** What the exercise asks **
List all lines of the data that include the string "银行业保险业消费投诉处理管理办法".
--- --- ---
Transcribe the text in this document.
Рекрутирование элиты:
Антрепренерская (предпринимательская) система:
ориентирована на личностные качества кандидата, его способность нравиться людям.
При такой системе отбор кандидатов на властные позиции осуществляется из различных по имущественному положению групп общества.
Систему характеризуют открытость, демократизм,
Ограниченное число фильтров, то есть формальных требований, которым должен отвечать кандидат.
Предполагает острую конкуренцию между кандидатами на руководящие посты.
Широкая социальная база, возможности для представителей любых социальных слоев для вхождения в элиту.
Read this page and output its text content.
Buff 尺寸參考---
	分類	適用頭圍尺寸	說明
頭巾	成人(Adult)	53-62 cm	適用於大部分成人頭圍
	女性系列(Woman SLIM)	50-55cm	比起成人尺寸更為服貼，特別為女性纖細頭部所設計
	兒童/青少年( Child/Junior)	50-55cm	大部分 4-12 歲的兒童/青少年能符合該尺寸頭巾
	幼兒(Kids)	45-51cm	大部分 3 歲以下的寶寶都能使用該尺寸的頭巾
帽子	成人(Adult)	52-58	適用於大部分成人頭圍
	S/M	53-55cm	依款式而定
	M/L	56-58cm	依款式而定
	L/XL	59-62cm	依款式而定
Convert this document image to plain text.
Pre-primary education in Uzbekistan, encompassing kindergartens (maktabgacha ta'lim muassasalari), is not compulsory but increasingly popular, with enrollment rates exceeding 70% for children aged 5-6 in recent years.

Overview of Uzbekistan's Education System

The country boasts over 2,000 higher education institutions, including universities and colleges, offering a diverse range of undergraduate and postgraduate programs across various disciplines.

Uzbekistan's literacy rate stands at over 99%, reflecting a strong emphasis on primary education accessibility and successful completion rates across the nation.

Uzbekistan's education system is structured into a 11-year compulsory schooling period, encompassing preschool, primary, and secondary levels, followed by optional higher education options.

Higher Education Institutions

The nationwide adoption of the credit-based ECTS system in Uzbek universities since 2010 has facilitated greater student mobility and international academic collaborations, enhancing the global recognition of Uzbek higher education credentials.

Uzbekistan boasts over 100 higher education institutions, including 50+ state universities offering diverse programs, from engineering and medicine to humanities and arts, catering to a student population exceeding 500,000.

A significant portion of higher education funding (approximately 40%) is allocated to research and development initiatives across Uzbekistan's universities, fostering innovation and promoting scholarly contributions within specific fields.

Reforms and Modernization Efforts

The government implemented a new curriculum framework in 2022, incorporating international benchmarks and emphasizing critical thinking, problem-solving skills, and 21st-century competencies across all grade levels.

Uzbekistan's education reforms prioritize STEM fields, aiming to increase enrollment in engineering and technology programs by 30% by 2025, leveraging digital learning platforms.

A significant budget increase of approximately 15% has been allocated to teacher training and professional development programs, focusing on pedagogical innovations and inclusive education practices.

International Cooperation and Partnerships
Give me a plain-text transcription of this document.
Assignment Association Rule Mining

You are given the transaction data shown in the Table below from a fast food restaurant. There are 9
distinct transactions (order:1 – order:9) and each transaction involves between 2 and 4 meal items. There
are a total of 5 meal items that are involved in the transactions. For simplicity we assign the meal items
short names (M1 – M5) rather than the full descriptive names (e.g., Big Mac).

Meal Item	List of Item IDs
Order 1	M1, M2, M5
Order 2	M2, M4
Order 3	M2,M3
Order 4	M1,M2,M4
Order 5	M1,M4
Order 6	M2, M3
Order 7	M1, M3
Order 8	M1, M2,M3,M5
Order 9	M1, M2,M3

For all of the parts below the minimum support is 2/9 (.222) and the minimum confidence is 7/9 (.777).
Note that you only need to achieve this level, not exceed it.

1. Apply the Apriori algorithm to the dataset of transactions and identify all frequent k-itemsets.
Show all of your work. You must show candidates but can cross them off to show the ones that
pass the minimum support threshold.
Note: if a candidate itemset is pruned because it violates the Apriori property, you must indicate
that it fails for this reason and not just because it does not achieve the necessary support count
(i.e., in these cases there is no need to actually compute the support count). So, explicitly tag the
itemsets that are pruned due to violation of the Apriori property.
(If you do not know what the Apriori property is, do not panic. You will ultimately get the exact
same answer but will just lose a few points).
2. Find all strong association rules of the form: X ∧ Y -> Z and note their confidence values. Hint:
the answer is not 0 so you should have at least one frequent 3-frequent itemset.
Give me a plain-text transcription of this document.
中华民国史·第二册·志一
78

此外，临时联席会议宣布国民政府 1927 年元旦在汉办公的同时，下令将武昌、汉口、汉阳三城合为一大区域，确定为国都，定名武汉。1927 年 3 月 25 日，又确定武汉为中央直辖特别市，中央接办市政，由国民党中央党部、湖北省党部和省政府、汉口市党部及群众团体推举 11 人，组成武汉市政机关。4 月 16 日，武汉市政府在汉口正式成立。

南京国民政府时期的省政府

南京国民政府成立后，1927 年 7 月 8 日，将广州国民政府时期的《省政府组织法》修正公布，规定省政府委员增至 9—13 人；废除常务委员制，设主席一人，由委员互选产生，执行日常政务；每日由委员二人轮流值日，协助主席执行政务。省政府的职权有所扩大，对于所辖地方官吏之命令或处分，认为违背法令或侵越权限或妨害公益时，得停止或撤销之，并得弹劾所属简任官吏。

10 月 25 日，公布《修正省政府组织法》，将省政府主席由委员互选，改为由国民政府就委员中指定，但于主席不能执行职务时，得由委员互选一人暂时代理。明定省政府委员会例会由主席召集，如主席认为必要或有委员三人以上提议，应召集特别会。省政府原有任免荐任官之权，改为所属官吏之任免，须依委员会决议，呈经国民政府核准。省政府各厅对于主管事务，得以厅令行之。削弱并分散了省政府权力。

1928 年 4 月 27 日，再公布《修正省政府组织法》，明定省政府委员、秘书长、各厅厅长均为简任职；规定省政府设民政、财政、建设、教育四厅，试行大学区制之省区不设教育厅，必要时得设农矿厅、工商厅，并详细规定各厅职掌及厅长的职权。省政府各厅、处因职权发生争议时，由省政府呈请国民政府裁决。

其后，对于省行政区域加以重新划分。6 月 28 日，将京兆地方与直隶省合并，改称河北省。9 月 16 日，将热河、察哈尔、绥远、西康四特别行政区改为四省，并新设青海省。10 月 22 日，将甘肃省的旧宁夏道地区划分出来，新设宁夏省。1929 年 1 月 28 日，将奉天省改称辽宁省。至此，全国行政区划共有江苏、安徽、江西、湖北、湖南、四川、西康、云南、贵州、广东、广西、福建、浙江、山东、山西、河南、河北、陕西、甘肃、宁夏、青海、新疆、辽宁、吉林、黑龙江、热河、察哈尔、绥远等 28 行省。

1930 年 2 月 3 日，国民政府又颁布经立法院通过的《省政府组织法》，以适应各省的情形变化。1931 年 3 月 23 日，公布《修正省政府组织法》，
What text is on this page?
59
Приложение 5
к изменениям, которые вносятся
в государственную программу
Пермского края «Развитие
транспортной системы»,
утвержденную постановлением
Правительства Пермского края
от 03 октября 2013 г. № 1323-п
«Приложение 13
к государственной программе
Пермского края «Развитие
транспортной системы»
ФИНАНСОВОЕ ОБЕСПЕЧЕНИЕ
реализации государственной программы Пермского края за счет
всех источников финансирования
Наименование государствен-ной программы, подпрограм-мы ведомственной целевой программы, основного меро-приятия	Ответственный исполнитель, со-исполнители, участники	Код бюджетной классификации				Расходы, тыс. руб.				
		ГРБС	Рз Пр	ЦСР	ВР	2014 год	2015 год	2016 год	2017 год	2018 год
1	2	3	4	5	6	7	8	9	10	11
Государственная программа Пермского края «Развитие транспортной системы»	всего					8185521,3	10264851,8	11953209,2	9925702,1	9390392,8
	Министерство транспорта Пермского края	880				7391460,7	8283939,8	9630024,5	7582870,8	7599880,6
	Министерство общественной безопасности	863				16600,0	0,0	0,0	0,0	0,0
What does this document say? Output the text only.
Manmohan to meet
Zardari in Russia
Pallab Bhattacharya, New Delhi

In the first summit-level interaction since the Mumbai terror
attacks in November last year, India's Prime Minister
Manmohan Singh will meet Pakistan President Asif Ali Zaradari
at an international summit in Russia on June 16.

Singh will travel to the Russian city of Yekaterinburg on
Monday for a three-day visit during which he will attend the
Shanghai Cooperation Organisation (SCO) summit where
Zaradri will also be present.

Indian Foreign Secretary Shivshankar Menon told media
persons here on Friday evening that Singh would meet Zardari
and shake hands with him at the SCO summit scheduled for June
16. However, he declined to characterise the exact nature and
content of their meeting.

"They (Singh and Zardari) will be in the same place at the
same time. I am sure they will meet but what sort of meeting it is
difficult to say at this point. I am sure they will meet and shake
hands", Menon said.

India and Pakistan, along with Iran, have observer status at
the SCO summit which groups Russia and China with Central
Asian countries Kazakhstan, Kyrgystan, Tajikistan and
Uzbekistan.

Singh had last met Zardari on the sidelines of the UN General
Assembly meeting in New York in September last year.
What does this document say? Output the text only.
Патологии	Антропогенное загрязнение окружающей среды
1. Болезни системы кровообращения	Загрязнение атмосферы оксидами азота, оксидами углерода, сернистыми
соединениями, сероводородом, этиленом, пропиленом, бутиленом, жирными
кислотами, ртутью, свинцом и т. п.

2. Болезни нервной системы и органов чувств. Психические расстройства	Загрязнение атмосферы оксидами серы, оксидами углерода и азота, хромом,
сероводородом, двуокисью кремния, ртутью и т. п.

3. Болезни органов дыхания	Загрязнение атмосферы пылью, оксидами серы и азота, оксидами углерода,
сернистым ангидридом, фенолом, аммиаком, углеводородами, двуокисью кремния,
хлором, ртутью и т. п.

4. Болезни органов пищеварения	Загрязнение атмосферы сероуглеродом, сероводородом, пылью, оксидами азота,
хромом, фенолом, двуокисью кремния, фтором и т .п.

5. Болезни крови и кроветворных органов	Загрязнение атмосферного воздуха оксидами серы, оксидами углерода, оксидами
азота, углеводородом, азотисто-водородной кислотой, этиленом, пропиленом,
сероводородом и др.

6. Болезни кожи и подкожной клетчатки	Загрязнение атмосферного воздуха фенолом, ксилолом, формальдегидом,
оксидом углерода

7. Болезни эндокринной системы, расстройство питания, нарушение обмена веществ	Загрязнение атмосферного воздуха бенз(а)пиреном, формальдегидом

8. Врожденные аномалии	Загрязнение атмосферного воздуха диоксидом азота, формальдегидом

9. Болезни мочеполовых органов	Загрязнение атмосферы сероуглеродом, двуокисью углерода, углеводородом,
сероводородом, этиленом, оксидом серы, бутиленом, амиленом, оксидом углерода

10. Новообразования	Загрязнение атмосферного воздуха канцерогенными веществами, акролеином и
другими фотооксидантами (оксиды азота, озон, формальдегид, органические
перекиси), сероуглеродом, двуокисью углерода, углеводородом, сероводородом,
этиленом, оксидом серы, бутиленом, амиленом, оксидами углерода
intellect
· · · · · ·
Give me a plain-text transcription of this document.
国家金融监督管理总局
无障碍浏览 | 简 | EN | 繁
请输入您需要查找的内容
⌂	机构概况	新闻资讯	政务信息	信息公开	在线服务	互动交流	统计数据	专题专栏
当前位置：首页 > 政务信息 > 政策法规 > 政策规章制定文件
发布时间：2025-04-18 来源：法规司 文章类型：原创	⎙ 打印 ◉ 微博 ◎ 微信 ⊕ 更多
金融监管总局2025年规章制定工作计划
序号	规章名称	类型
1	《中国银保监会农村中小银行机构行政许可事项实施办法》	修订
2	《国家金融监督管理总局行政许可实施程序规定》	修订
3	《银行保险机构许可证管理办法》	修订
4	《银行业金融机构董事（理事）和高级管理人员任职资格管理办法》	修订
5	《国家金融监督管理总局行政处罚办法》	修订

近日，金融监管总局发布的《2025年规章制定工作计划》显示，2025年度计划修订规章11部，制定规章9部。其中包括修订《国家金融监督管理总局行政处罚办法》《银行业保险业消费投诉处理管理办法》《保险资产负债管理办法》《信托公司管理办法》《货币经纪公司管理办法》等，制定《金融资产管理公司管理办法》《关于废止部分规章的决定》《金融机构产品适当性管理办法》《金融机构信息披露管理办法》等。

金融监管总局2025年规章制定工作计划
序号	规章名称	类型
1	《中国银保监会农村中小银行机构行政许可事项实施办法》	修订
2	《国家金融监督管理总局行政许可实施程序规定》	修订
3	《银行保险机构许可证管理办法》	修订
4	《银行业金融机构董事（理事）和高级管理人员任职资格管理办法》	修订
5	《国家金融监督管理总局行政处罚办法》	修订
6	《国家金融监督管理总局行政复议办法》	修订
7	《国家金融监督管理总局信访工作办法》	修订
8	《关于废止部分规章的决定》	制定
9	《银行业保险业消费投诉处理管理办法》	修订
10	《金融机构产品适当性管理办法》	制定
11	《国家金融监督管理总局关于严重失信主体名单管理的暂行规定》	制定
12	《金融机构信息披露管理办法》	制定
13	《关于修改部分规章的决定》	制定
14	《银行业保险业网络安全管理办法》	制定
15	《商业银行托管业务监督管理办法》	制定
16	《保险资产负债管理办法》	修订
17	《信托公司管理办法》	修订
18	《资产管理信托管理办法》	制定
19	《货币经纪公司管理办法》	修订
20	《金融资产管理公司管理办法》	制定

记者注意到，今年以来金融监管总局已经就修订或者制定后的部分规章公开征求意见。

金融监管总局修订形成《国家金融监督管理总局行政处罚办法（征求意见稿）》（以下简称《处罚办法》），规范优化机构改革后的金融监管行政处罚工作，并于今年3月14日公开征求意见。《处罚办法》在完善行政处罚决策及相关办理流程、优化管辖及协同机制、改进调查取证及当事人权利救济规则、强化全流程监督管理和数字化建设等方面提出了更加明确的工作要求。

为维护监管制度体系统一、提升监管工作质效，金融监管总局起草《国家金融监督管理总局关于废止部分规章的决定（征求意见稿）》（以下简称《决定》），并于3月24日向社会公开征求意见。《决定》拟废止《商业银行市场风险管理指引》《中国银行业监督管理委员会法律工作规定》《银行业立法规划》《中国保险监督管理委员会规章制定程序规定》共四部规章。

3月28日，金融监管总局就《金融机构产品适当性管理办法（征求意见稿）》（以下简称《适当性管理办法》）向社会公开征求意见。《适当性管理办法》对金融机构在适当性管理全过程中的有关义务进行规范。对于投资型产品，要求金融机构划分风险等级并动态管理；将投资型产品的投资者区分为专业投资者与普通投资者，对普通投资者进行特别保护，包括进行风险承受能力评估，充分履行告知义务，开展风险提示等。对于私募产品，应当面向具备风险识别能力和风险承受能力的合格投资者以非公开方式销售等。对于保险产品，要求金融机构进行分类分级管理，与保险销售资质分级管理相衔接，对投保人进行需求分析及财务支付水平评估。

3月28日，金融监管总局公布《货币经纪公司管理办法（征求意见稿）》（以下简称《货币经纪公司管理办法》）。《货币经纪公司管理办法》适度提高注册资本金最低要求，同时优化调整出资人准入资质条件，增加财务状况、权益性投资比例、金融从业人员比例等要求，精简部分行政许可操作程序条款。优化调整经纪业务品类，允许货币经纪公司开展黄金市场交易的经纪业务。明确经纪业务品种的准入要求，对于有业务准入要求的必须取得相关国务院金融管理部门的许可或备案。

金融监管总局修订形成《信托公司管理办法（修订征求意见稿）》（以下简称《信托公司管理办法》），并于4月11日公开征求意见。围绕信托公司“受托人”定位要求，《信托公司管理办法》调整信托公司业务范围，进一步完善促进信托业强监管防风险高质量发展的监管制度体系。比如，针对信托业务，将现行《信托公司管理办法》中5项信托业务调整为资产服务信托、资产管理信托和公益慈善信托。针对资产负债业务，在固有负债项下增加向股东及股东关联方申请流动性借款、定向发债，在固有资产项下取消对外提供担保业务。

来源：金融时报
--- --- ---
** The result **
近日，金融监管总局发布的《2025年规章制定工作计划》显示，2025年度计划修订规章11部，制定规章9部。其中包括修订《国家金融监督管理总局行政处罚办法》《银行业保险业消费投诉处理管理办法》《保险资产负债管理办法》《信托公司管理办法》《货币经纪公司管理办法》等，制定《金融资产管理公司管理办法》《关于废止部分规章的决定》《金融机构产品适当性管理办法》《金融机构信息披露管理办法》等。
9	《银行业保险业消费投诉处理管理办法》	修订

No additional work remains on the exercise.